Turn the lines below, starting at the line that contains "Patent image size: (650, 1279)." and ending at the line that contains "In FIG. 15, the side 142 is at (252, 507).", into a numbered list, leaving out blank lines.

• **Records for the exercise**:

========================================

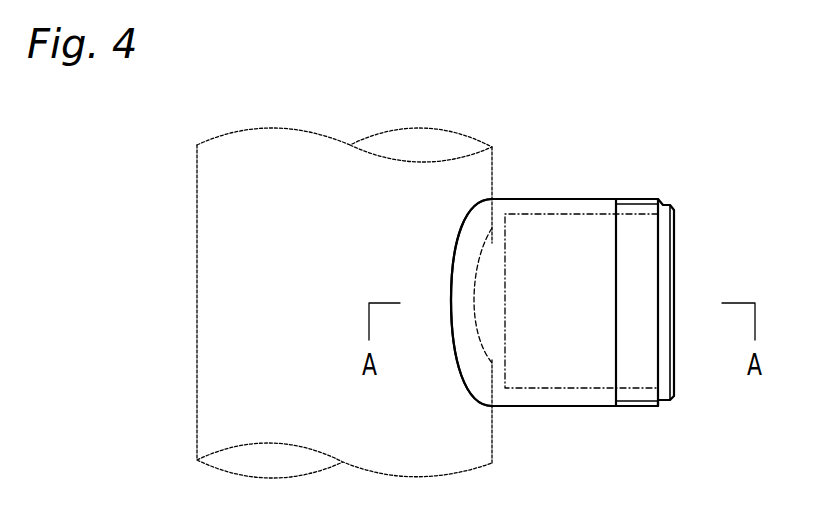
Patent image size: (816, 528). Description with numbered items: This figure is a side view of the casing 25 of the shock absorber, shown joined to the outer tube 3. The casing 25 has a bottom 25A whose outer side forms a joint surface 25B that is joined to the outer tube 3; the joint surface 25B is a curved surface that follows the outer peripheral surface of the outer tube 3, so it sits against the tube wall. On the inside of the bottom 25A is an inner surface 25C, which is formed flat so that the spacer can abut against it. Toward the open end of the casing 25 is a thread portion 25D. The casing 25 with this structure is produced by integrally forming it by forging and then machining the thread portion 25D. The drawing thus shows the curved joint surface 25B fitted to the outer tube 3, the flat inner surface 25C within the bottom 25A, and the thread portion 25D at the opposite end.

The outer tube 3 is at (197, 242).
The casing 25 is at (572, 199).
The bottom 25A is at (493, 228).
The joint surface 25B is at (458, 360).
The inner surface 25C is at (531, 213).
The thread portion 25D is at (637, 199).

========================================

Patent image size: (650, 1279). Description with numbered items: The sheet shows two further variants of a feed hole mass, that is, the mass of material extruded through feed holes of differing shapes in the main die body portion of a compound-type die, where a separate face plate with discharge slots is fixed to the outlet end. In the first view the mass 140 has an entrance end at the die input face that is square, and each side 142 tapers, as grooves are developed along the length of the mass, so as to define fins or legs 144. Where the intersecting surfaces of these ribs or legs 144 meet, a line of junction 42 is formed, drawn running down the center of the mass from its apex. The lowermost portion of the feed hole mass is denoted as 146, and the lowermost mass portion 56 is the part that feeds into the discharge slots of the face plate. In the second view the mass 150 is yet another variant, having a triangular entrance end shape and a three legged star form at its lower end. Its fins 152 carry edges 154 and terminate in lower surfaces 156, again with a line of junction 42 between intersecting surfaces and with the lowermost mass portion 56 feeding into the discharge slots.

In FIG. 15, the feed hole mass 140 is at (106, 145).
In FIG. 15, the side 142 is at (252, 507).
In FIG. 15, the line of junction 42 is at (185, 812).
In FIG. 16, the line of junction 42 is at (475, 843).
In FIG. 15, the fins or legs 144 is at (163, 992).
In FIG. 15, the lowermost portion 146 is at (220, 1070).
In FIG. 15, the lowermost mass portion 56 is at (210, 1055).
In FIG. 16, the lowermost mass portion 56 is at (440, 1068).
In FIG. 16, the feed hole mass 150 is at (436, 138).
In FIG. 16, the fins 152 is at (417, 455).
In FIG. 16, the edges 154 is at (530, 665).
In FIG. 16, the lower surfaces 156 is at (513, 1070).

========================================

• **The result**:
1. Patent image size: (650, 1279). Description with numbered items: The sheet shows two further variants of a feed hole mass, that is, the mass of material extruded through feed holes of differing shapes in the main die body portion of a compound-type die, where a separate face plate with discharge slots is fixed to the outlet end. In the first view the mass 140 has an entrance end at the die input face that is square, and each side 142 tapers, as grooves are developed along the length of the mass, so as to define fins or legs 144. Where the intersecting surfaces of these ribs or legs 144 meet, a line of junction 42 is formed, drawn running down the center of the mass from its apex. The lowermost portion of the feed hole mass is denoted as 146, and the lowermost mass portion 56 is the part that feeds into the discharge slots of the face plate. In the second view the mass 150 is yet another variant, having a triangular entrance end shape and a three legged star form at its lower end. Its fins 152 carry edges 154 and terminate in lower surfaces 156, again with a line of junction 42 between intersecting surfaces and with the lowermost mass portion 56 feeding into the discharge slots.
2. In FIG. 15, the feed hole mass 140 is at (106, 145).
3. In FIG. 15, the side 142 is at (252, 507).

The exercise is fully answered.